Begin
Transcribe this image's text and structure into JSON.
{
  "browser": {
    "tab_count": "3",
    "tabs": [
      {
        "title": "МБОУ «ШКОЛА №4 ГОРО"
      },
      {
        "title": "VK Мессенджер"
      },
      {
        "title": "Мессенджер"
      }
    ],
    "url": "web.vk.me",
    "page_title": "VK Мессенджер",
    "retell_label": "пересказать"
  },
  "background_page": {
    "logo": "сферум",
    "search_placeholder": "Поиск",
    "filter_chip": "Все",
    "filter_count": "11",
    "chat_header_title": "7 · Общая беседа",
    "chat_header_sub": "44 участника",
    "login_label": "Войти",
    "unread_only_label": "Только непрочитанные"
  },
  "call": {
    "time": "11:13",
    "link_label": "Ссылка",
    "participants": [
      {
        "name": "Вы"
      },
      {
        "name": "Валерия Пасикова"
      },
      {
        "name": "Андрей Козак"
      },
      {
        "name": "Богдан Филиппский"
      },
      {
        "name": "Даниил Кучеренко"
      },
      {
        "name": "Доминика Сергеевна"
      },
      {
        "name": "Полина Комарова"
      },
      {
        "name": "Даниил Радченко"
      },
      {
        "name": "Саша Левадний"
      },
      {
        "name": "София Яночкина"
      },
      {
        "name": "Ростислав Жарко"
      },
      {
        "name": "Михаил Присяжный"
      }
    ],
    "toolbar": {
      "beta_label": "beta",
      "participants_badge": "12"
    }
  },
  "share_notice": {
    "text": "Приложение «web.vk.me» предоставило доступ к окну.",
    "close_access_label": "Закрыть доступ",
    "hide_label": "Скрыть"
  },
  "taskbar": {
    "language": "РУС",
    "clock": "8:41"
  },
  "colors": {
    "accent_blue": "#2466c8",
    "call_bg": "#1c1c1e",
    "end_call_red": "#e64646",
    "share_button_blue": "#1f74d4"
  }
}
End
- **Stated exercise**
Write the data back out verbatim.

- **Answer to this task**
Transcribe this image's text and structure into JSON.
{
  "browser": {
    "tab_count": "3",
    "tabs": [
      {
        "title": "МБОУ «ШКОЛА №4 ГОРО"
      },
      {
        "title": "VK Мессенджер"
      },
      {
        "title": "Мессенджер"
      }
    ],
    "url": "web.vk.me",
    "page_title": "VK Мессенджер",
    "retell_label": "пересказать"
  },
  "background_page": {
    "logo": "сферум",
    "search_placeholder": "Поиск",
    "filter_chip": "Все",
    "filter_count": "11",
    "chat_header_title": "7 · Общая беседа",
    "chat_header_sub": "44 участника",
    "login_label": "Войти",
    "unread_only_label": "Только непрочитанные"
  },
  "call": {
    "time": "11:13",
    "link_label": "Ссылка",
    "participants": [
      {
        "name": "Вы"
      },
      {
        "name": "Валерия Пасикова"
      },
      {
        "name": "Андрей Козак"
      },
      {
        "name": "Богдан Филиппский"
      },
      {
        "name": "Даниил Кучеренко"
      },
      {
        "name": "Доминика Сергеевна"
      },
      {
        "name": "Полина Комарова"
      },
      {
        "name": "Даниил Радченко"
      },
      {
        "name": "Саша Левадний"
      },
      {
        "name": "София Яночкина"
      },
      {
        "name": "Ростислав Жарко"
      },
      {
        "name": "Михаил Присяжный"
      }
    ],
    "toolbar": {
      "beta_label": "beta",
      "participants_badge": "12"
    }
  },
  "share_notice": {
    "text": "Приложение «web.vk.me» предоставило доступ к окну.",
    "close_access_label": "Закрыть доступ",
    "hide_label": "Скрыть"
  },
  "taskbar": {
    "language": "РУС",
    "clock": "8:41"
  },
  "colors": {
    "accent_blue": "#2466c8",
    "call_bg": "#1c1c1e",
    "end_call_red": "#e64646",
    "share_button_blue": "#1f74d4"
  }
}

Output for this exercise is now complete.